───── DATA ENTRIES

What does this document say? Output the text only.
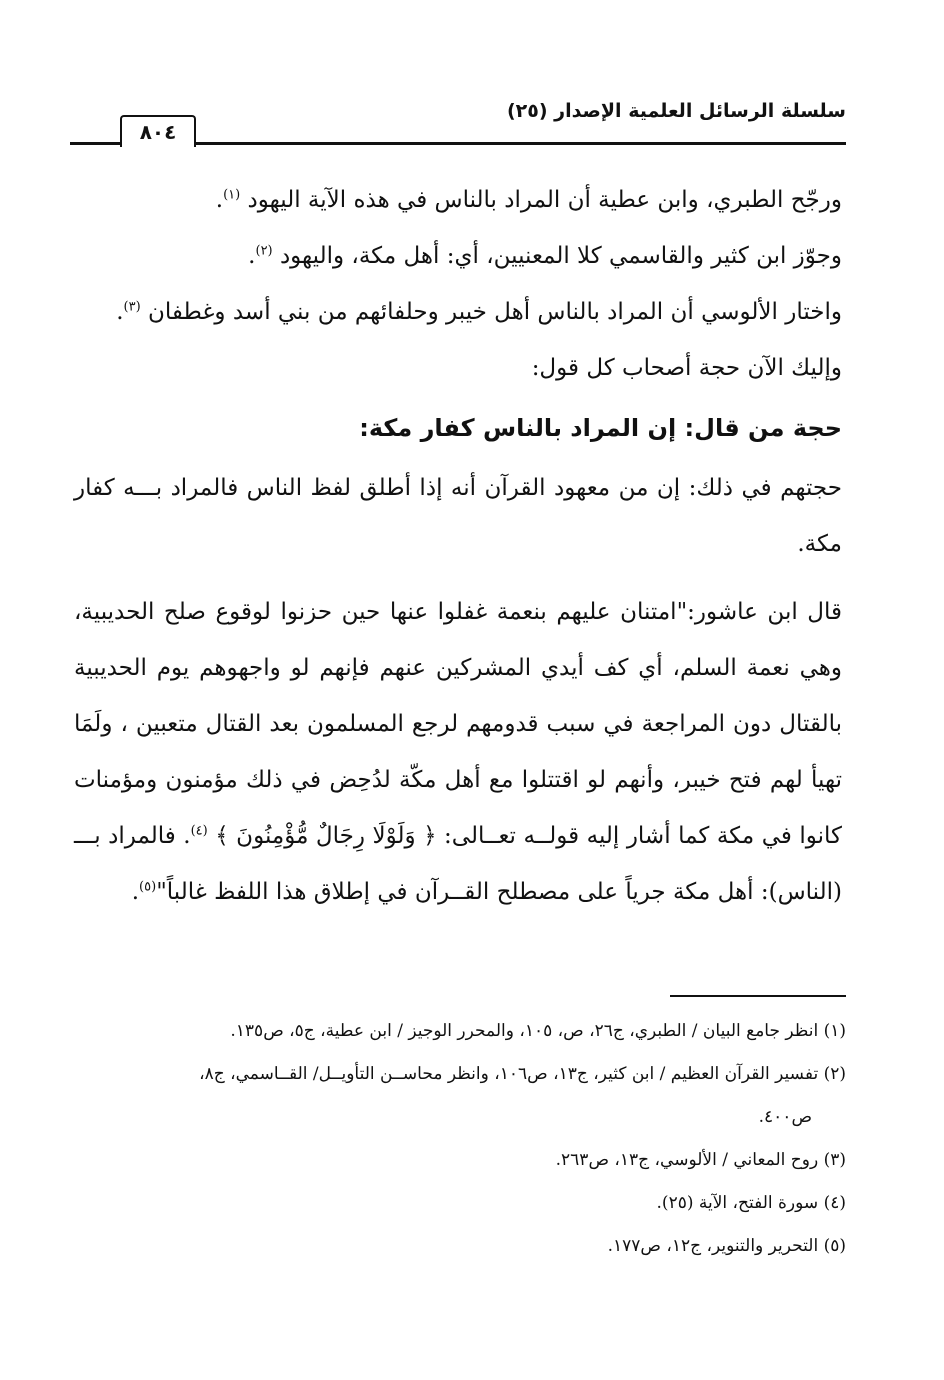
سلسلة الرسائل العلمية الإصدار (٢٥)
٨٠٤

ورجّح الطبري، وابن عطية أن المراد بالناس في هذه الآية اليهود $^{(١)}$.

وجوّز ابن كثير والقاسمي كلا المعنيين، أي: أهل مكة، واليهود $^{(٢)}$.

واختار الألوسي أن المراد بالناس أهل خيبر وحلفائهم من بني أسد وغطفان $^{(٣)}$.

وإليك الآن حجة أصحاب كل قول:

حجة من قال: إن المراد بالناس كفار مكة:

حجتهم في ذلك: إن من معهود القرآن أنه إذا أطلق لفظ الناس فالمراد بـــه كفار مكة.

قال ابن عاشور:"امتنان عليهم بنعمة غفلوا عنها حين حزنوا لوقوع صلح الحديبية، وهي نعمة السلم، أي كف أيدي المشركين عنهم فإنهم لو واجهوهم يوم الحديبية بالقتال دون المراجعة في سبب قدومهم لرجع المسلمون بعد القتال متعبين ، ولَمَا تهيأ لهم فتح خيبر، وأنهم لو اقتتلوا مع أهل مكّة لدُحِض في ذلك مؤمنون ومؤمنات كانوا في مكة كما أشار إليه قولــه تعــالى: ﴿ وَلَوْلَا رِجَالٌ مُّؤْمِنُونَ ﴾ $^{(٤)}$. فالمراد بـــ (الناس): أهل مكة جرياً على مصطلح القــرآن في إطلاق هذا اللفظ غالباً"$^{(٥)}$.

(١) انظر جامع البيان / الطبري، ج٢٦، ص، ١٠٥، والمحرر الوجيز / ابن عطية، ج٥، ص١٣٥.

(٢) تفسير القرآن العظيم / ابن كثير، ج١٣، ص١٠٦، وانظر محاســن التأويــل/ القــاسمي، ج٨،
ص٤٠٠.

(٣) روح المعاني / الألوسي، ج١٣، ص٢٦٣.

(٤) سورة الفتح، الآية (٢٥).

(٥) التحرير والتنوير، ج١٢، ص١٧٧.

──────────

WHAT YOU WILL DO: Repeat each entry exactly as it appears; skip any picture.

EXERCISE OUTPUT:
What does this document say? Output the text only.
سلسلة الرسائل العلمية الإصدار (٢٥)
٨٠٤

ورجّح الطبري، وابن عطية أن المراد بالناس في هذه الآية اليهود $^{(١)}$.

وجوّز ابن كثير والقاسمي كلا المعنيين، أي: أهل مكة، واليهود $^{(٢)}$.

واختار الألوسي أن المراد بالناس أهل خيبر وحلفائهم من بني أسد وغطفان $^{(٣)}$.

وإليك الآن حجة أصحاب كل قول:

حجة من قال: إن المراد بالناس كفار مكة:

حجتهم في ذلك: إن من معهود القرآن أنه إذا أطلق لفظ الناس فالمراد بـــه كفار مكة.

قال ابن عاشور:"امتنان عليهم بنعمة غفلوا عنها حين حزنوا لوقوع صلح الحديبية، وهي نعمة السلم، أي كف أيدي المشركين عنهم فإنهم لو واجهوهم يوم الحديبية بالقتال دون المراجعة في سبب قدومهم لرجع المسلمون بعد القتال متعبين ، ولَمَا تهيأ لهم فتح خيبر، وأنهم لو اقتتلوا مع أهل مكّة لدُحِض في ذلك مؤمنون ومؤمنات كانوا في مكة كما أشار إليه قولــه تعــالى: ﴿ وَلَوْلَا رِجَالٌ مُّؤْمِنُونَ ﴾ $^{(٤)}$. فالمراد بـــ (الناس): أهل مكة جرياً على مصطلح القــرآن في إطلاق هذا اللفظ غالباً"$^{(٥)}$.

(١) انظر جامع البيان / الطبري، ج٢٦، ص، ١٠٥، والمحرر الوجيز / ابن عطية، ج٥، ص١٣٥.

(٢) تفسير القرآن العظيم / ابن كثير، ج١٣، ص١٠٦، وانظر محاســن التأويــل/ القــاسمي، ج٨،
ص٤٠٠.

(٣) روح المعاني / الألوسي، ج١٣، ص٢٦٣.

(٤) سورة الفتح، الآية (٢٥).

(٥) التحرير والتنوير، ج١٢، ص١٧٧.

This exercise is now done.